WORK ORDER – Every entry below should be written out again exactly.

TASK INPUTS –
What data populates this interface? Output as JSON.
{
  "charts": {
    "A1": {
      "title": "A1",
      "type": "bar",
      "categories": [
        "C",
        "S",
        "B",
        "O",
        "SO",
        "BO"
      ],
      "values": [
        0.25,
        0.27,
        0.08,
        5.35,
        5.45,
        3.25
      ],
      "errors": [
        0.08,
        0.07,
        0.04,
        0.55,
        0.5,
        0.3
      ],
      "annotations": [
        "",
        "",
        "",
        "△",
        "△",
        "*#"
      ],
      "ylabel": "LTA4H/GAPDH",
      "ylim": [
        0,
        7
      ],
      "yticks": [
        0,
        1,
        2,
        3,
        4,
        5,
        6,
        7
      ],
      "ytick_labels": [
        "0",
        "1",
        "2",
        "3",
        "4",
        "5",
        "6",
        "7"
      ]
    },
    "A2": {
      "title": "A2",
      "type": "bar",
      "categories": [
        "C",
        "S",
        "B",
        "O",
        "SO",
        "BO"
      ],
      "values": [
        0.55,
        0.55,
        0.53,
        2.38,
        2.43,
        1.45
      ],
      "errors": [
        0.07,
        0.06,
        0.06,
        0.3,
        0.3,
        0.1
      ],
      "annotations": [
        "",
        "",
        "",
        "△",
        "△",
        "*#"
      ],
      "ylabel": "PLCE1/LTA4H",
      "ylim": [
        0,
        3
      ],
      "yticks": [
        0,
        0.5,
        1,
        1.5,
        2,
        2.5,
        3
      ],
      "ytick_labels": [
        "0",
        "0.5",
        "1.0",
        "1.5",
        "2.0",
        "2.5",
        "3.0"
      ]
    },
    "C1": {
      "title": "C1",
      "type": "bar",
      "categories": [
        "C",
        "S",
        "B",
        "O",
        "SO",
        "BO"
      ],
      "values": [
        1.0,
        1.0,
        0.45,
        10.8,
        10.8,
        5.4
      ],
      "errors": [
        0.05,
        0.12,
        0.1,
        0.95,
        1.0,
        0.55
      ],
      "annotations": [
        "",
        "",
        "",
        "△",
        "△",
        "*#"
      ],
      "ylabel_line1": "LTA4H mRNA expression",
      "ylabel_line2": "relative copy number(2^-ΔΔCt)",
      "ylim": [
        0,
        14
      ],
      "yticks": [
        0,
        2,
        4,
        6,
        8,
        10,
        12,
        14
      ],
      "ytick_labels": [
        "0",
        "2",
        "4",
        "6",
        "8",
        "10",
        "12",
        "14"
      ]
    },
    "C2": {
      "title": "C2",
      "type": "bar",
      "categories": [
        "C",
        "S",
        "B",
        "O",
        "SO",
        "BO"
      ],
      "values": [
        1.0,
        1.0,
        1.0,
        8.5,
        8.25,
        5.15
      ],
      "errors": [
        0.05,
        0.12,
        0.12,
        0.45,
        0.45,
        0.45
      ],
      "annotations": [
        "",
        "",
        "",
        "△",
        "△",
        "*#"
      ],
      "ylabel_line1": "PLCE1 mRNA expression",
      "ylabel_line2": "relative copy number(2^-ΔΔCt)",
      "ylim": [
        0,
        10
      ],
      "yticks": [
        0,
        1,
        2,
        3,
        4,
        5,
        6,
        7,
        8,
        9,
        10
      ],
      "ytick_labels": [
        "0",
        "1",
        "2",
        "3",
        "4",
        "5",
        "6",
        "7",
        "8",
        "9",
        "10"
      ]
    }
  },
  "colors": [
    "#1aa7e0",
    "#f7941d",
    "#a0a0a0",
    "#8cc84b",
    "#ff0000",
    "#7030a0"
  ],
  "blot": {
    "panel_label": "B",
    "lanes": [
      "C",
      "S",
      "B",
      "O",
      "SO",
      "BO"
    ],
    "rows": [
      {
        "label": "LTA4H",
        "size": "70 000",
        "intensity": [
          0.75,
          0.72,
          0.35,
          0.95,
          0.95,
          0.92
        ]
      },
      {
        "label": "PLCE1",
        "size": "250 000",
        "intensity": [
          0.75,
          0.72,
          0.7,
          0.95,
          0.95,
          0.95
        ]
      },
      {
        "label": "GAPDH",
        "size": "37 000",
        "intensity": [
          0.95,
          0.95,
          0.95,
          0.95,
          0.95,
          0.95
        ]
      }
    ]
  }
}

RESULT FOR THIS EXERCISE –
What data populates this interface? Output as JSON.
{
  "charts": {
    "A1": {
      "title": "A1",
      "type": "bar",
      "categories": [
        "C",
        "S",
        "B",
        "O",
        "SO",
        "BO"
      ],
      "values": [
        0.25,
        0.27,
        0.08,
        5.35,
        5.45,
        3.25
      ],
      "errors": [
        0.08,
        0.07,
        0.04,
        0.55,
        0.5,
        0.3
      ],
      "annotations": [
        "",
        "",
        "",
        "△",
        "△",
        "*#"
      ],
      "ylabel": "LTA4H/GAPDH",
      "ylim": [
        0,
        7
      ],
      "yticks": [
        0,
        1,
        2,
        3,
        4,
        5,
        6,
        7
      ],
      "ytick_labels": [
        "0",
        "1",
        "2",
        "3",
        "4",
        "5",
        "6",
        "7"
      ]
    },
    "A2": {
      "title": "A2",
      "type": "bar",
      "categories": [
        "C",
        "S",
        "B",
        "O",
        "SO",
        "BO"
      ],
      "values": [
        0.55,
        0.55,
        0.53,
        2.38,
        2.43,
        1.45
      ],
      "errors": [
        0.07,
        0.06,
        0.06,
        0.3,
        0.3,
        0.1
      ],
      "annotations": [
        "",
        "",
        "",
        "△",
        "△",
        "*#"
      ],
      "ylabel": "PLCE1/LTA4H",
      "ylim": [
        0,
        3
      ],
      "yticks": [
        0,
        0.5,
        1,
        1.5,
        2,
        2.5,
        3
      ],
      "ytick_labels": [
        "0",
        "0.5",
        "1.0",
        "1.5",
        "2.0",
        "2.5",
        "3.0"
      ]
    },
    "C1": {
      "title": "C1",
      "type": "bar",
      "categories": [
        "C",
        "S",
        "B",
        "O",
        "SO",
        "BO"
      ],
      "values": [
        1.0,
        1.0,
        0.45,
        10.8,
        10.8,
        5.4
      ],
      "errors": [
        0.05,
        0.12,
        0.1,
        0.95,
        1.0,
        0.55
      ],
      "annotations": [
        "",
        "",
        "",
        "△",
        "△",
        "*#"
      ],
      "ylabel_line1": "LTA4H mRNA expression",
      "ylabel_line2": "relative copy number(2^-ΔΔCt)",
      "ylim": [
        0,
        14
      ],
      "yticks": [
        0,
        2,
        4,
        6,
        8,
        10,
        12,
        14
      ],
      "ytick_labels": [
        "0",
        "2",
        "4",
        "6",
        "8",
        "10",
        "12",
        "14"
      ]
    },
    "C2": {
      "title": "C2",
      "type": "bar",
      "categories": [
        "C",
        "S",
        "B",
        "O",
        "SO",
        "BO"
      ],
      "values": [
        1.0,
        1.0,
        1.0,
        8.5,
        8.25,
        5.15
      ],
      "errors": [
        0.05,
        0.12,
        0.12,
        0.45,
        0.45,
        0.45
      ],
      "annotations": [
        "",
        "",
        "",
        "△",
        "△",
        "*#"
      ],
      "ylabel_line1": "PLCE1 mRNA expression",
      "ylabel_line2": "relative copy number(2^-ΔΔCt)",
      "ylim": [
        0,
        10
      ],
      "yticks": [
        0,
        1,
        2,
        3,
        4,
        5,
        6,
        7,
        8,
        9,
        10
      ],
      "ytick_labels": [
        "0",
        "1",
        "2",
        "3",
        "4",
        "5",
        "6",
        "7",
        "8",
        "9",
        "10"
      ]
    }
  },
  "colors": [
    "#1aa7e0",
    "#f7941d",
    "#a0a0a0",
    "#8cc84b",
    "#ff0000",
    "#7030a0"
  ],
  "blot": {
    "panel_label": "B",
    "lanes": [
      "C",
      "S",
      "B",
      "O",
      "SO",
      "BO"
    ],
    "rows": [
      {
        "label": "LTA4H",
        "size": "70 000",
        "intensity": [
          0.75,
          0.72,
          0.35,
          0.95,
          0.95,
          0.92
        ]
      },
      {
        "label": "PLCE1",
        "size": "250 000",
        "intensity": [
          0.75,
          0.72,
          0.7,
          0.95,
          0.95,
          0.95
        ]
      },
      {
        "label": "GAPDH",
        "size": "37 000",
        "intensity": [
          0.95,
          0.95,
          0.95,
          0.95,
          0.95,
          0.95
        ]
      }
    ]
  }
}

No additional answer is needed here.